(Dataset items)
begin

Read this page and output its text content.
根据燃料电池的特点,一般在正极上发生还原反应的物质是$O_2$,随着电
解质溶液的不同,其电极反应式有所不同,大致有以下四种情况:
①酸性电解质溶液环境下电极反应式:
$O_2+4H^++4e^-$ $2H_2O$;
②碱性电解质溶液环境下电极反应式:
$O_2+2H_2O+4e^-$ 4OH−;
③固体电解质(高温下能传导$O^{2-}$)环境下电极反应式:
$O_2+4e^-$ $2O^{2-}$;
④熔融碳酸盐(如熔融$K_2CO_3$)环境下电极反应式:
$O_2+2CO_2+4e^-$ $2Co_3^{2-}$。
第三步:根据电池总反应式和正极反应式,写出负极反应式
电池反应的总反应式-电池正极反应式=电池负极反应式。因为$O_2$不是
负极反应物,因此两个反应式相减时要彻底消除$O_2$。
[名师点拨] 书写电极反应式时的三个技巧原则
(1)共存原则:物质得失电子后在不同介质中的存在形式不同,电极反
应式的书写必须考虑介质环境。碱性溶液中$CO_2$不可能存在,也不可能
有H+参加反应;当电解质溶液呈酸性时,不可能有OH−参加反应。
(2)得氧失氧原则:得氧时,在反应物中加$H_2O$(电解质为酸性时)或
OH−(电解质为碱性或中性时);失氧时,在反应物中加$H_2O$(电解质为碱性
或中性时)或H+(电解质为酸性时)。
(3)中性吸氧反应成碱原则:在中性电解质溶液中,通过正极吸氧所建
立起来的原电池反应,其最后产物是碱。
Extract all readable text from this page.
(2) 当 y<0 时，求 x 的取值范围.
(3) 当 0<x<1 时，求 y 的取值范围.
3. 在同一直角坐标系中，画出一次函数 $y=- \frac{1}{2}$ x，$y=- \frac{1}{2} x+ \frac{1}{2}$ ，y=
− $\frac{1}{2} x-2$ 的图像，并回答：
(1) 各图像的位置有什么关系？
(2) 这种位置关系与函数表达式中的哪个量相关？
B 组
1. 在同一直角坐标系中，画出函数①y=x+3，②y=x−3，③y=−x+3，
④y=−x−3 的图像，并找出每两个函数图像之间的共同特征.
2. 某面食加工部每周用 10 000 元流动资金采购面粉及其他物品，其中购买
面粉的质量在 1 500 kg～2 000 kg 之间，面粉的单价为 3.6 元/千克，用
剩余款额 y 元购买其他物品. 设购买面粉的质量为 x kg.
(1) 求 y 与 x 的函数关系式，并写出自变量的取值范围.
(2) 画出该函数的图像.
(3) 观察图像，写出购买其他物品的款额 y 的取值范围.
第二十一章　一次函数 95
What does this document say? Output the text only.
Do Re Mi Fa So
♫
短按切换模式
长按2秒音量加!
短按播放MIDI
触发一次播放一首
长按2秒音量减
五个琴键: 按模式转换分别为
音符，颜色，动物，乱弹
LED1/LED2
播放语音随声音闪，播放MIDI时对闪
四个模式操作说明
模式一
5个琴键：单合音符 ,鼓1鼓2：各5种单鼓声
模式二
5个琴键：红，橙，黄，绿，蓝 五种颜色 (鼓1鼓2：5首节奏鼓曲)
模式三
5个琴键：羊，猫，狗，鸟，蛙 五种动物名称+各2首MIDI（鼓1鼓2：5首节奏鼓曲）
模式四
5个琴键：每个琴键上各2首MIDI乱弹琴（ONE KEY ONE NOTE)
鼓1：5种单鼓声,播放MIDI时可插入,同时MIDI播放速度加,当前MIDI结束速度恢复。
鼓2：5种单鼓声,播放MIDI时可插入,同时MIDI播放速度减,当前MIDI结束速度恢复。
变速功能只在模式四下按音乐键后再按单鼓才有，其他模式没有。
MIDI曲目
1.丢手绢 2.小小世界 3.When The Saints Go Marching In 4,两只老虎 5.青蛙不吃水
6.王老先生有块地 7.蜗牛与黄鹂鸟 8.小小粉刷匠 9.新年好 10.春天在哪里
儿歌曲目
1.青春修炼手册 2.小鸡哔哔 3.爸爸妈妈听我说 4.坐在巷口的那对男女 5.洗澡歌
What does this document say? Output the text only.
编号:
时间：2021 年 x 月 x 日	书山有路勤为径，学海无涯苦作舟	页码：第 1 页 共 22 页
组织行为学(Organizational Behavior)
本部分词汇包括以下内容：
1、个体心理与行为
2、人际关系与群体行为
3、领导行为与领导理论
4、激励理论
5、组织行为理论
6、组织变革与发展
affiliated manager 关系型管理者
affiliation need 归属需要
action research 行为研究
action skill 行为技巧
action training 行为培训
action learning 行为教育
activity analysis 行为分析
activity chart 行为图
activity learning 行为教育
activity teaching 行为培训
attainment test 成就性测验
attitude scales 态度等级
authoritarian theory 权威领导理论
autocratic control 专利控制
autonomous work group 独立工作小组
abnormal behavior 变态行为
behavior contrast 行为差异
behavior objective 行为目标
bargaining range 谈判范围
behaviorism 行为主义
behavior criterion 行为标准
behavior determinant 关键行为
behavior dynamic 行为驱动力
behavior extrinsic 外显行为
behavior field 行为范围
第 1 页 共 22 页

end

§ Task instructions
Copy all the lines, exactly.

§ Exercise solution
Read this page and output its text content.
根据燃料电池的特点,一般在正极上发生还原反应的物质是$O_2$,随着电
解质溶液的不同,其电极反应式有所不同,大致有以下四种情况:
①酸性电解质溶液环境下电极反应式:
$O_2+4H^++4e^-$ $2H_2O$;
②碱性电解质溶液环境下电极反应式:
$O_2+2H_2O+4e^-$ 4OH−;
③固体电解质(高温下能传导$O^{2-}$)环境下电极反应式:
$O_2+4e^-$ $2O^{2-}$;
④熔融碳酸盐(如熔融$K_2CO_3$)环境下电极反应式:
$O_2+2CO_2+4e^-$ $2Co_3^{2-}$。
第三步:根据电池总反应式和正极反应式,写出负极反应式
电池反应的总反应式-电池正极反应式=电池负极反应式。因为$O_2$不是
负极反应物,因此两个反应式相减时要彻底消除$O_2$。
[名师点拨] 书写电极反应式时的三个技巧原则
(1)共存原则:物质得失电子后在不同介质中的存在形式不同,电极反
应式的书写必须考虑介质环境。碱性溶液中$CO_2$不可能存在,也不可能
有H+参加反应;当电解质溶液呈酸性时,不可能有OH−参加反应。
(2)得氧失氧原则:得氧时,在反应物中加$H_2O$(电解质为酸性时)或
OH−(电解质为碱性或中性时);失氧时,在反应物中加$H_2O$(电解质为碱性
或中性时)或H+(电解质为酸性时)。
(3)中性吸氧反应成碱原则:在中性电解质溶液中,通过正极吸氧所建
立起来的原电池反应,其最后产物是碱。
Extract all readable text from this page.
(2) 当 y<0 时，求 x 的取值范围.
(3) 当 0<x<1 时，求 y 的取值范围.
3. 在同一直角坐标系中，画出一次函数 $y=- \frac{1}{2}$ x，$y=- \frac{1}{2} x+ \frac{1}{2}$ ，y=
− $\frac{1}{2} x-2$ 的图像，并回答：
(1) 各图像的位置有什么关系？
(2) 这种位置关系与函数表达式中的哪个量相关？
B 组
1. 在同一直角坐标系中，画出函数①y=x+3，②y=x−3，③y=−x+3，
④y=−x−3 的图像，并找出每两个函数图像之间的共同特征.
2. 某面食加工部每周用 10 000 元流动资金采购面粉及其他物品，其中购买
面粉的质量在 1 500 kg～2 000 kg 之间，面粉的单价为 3.6 元/千克，用
剩余款额 y 元购买其他物品. 设购买面粉的质量为 x kg.
(1) 求 y 与 x 的函数关系式，并写出自变量的取值范围.
(2) 画出该函数的图像.
(3) 观察图像，写出购买其他物品的款额 y 的取值范围.
第二十一章　一次函数 95
What does this document say? Output the text only.
Do Re Mi Fa So
♫
短按切换模式
长按2秒音量加!
短按播放MIDI
触发一次播放一首
长按2秒音量减
五个琴键: 按模式转换分别为
音符，颜色，动物，乱弹
LED1/LED2
播放语音随声音闪，播放MIDI时对闪
四个模式操作说明
模式一
5个琴键：单合音符 ,鼓1鼓2：各5种单鼓声
模式二
5个琴键：红，橙，黄，绿，蓝 五种颜色 (鼓1鼓2：5首节奏鼓曲)
模式三
5个琴键：羊，猫，狗，鸟，蛙 五种动物名称+各2首MIDI（鼓1鼓2：5首节奏鼓曲）
模式四
5个琴键：每个琴键上各2首MIDI乱弹琴（ONE KEY ONE NOTE)
鼓1：5种单鼓声,播放MIDI时可插入,同时MIDI播放速度加,当前MIDI结束速度恢复。
鼓2：5种单鼓声,播放MIDI时可插入,同时MIDI播放速度减,当前MIDI结束速度恢复。
变速功能只在模式四下按音乐键后再按单鼓才有，其他模式没有。
MIDI曲目
1.丢手绢 2.小小世界 3.When The Saints Go Marching In 4,两只老虎 5.青蛙不吃水
6.王老先生有块地 7.蜗牛与黄鹂鸟 8.小小粉刷匠 9.新年好 10.春天在哪里
儿歌曲目
1.青春修炼手册 2.小鸡哔哔 3.爸爸妈妈听我说 4.坐在巷口的那对男女 5.洗澡歌
What does this document say? Output the text only.
编号:
时间：2021 年 x 月 x 日	书山有路勤为径，学海无涯苦作舟	页码：第 1 页 共 22 页
组织行为学(Organizational Behavior)
本部分词汇包括以下内容：
1、个体心理与行为
2、人际关系与群体行为
3、领导行为与领导理论
4、激励理论
5、组织行为理论
6、组织变革与发展
affiliated manager 关系型管理者
affiliation need 归属需要
action research 行为研究
action skill 行为技巧
action training 行为培训
action learning 行为教育
activity analysis 行为分析
activity chart 行为图
activity learning 行为教育
activity teaching 行为培训
attainment test 成就性测验
attitude scales 态度等级
authoritarian theory 权威领导理论
autocratic control 专利控制
autonomous work group 独立工作小组
abnormal behavior 变态行为
behavior contrast 行为差异
behavior objective 行为目标
bargaining range 谈判范围
behaviorism 行为主义
behavior criterion 行为标准
behavior determinant 关键行为
behavior dynamic 行为驱动力
behavior extrinsic 外显行为
behavior field 行为范围
第 1 页 共 22 页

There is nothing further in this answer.